### Aim of the exercise:
Skip the images and copy each record exactly as written.

### Source data:

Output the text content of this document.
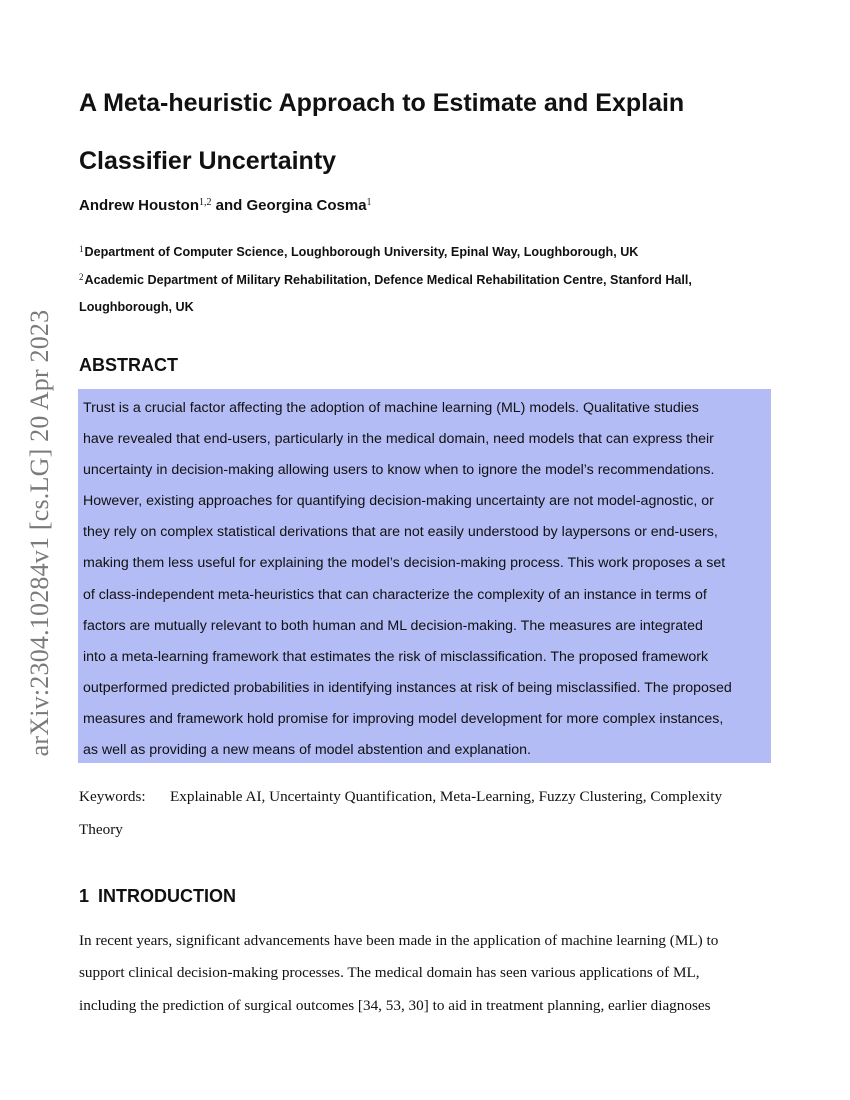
arXiv:2304.10284v1 [cs.LG] 20 Apr 2023
A Meta-heuristic Approach to Estimate and Explain
Classifier Uncertainty
Andrew Houston$^{1,2}$ and Georgina Cosma$^1$
$^1$Department of Computer Science, Loughborough University, Epinal Way, Loughborough, UK
$^2$Academic Department of Military Rehabilitation, Defence Medical Rehabilitation Centre, Stanford Hall,
Loughborough, UK
ABSTRACT
Trust is a crucial factor affecting the adoption of machine learning (ML) models. Qualitative studies
have revealed that end-users, particularly in the medical domain, need models that can express their
uncertainty in decision-making allowing users to know when to ignore the model’s recommendations.
However, existing approaches for quantifying decision-making uncertainty are not model-agnostic, or
they rely on complex statistical derivations that are not easily understood by laypersons or end-users,
making them less useful for explaining the model’s decision-making process. This work proposes a set
of class-independent meta-heuristics that can characterize the complexity of an instance in terms of
factors are mutually relevant to both human and ML decision-making. The measures are integrated
into a meta-learning framework that estimates the risk of misclassification. The proposed framework
outperformed predicted probabilities in identifying instances at risk of being misclassified. The proposed
measures and framework hold promise for improving model development for more complex instances,
as well as providing a new means of model abstention and explanation.
Keywords: Explainable AI, Uncertainty Quantification, Meta-Learning, Fuzzy Clustering, Complexity
Theory
1 INTRODUCTION
In recent years, significant advancements have been made in the application of machine learning (ML) to
support clinical decision-making processes. The medical domain has seen various applications of ML,
including the prediction of surgical outcomes [34, 53, 30] to aid in treatment planning, earlier diagnoses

### Solution to this problem:
Output the text content of this document.
arXiv:2304.10284v1 [cs.LG] 20 Apr 2023
A Meta-heuristic Approach to Estimate and Explain
Classifier Uncertainty
Andrew Houston$^{1,2}$ and Georgina Cosma$^1$
$^1$Department of Computer Science, Loughborough University, Epinal Way, Loughborough, UK
$^2$Academic Department of Military Rehabilitation, Defence Medical Rehabilitation Centre, Stanford Hall,
Loughborough, UK
ABSTRACT
Trust is a crucial factor affecting the adoption of machine learning (ML) models. Qualitative studies
have revealed that end-users, particularly in the medical domain, need models that can express their
uncertainty in decision-making allowing users to know when to ignore the model’s recommendations.
However, existing approaches for quantifying decision-making uncertainty are not model-agnostic, or
they rely on complex statistical derivations that are not easily understood by laypersons or end-users,
making them less useful for explaining the model’s decision-making process. This work proposes a set
of class-independent meta-heuristics that can characterize the complexity of an instance in terms of
factors are mutually relevant to both human and ML decision-making. The measures are integrated
into a meta-learning framework that estimates the risk of misclassification. The proposed framework
outperformed predicted probabilities in identifying instances at risk of being misclassified. The proposed
measures and framework hold promise for improving model development for more complex instances,
as well as providing a new means of model abstention and explanation.
Keywords: Explainable AI, Uncertainty Quantification, Meta-Learning, Fuzzy Clustering, Complexity
Theory
1 INTRODUCTION
In recent years, significant advancements have been made in the application of machine learning (ML) to
support clinical decision-making processes. The medical domain has seen various applications of ML,
including the prediction of surgical outcomes [34, 53, 30] to aid in treatment planning, earlier diagnoses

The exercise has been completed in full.